--- begin ---

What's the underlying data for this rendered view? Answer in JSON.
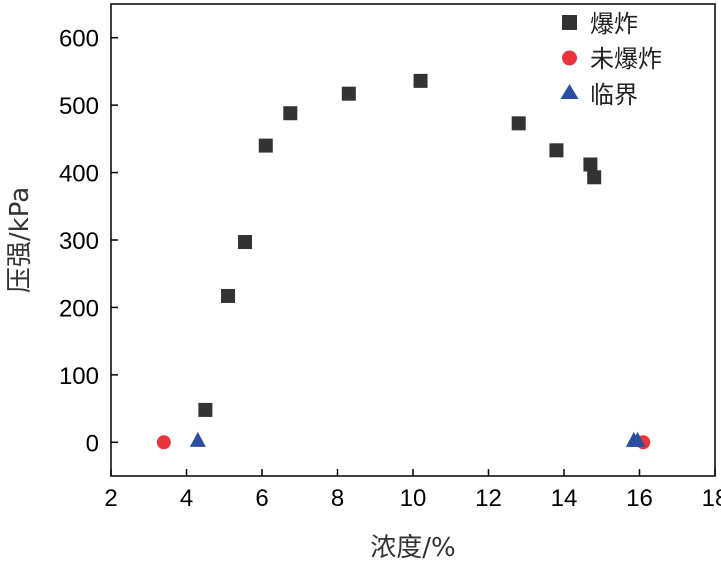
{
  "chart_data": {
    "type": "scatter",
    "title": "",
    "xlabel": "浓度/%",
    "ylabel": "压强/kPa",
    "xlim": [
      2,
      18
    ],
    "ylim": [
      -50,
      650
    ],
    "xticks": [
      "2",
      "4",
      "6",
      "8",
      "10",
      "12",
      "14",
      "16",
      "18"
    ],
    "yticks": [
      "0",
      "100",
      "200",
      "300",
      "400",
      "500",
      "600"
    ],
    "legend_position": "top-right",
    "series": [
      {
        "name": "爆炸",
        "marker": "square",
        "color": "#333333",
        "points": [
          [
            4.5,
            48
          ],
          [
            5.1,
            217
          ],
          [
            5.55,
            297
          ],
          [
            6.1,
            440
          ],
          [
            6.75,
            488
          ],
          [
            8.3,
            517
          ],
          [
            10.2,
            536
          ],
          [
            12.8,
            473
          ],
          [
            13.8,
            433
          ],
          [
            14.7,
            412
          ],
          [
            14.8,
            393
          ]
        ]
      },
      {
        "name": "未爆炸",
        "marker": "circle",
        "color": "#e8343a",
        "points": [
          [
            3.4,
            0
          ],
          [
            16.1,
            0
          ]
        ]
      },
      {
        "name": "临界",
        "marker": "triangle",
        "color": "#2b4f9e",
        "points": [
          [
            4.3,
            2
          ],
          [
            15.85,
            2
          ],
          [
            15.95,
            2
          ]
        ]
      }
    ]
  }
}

--- end ---

Exercise brief:
Of all the lines in the listing above, how many include "marker"? Write only the number.

Task answer:
3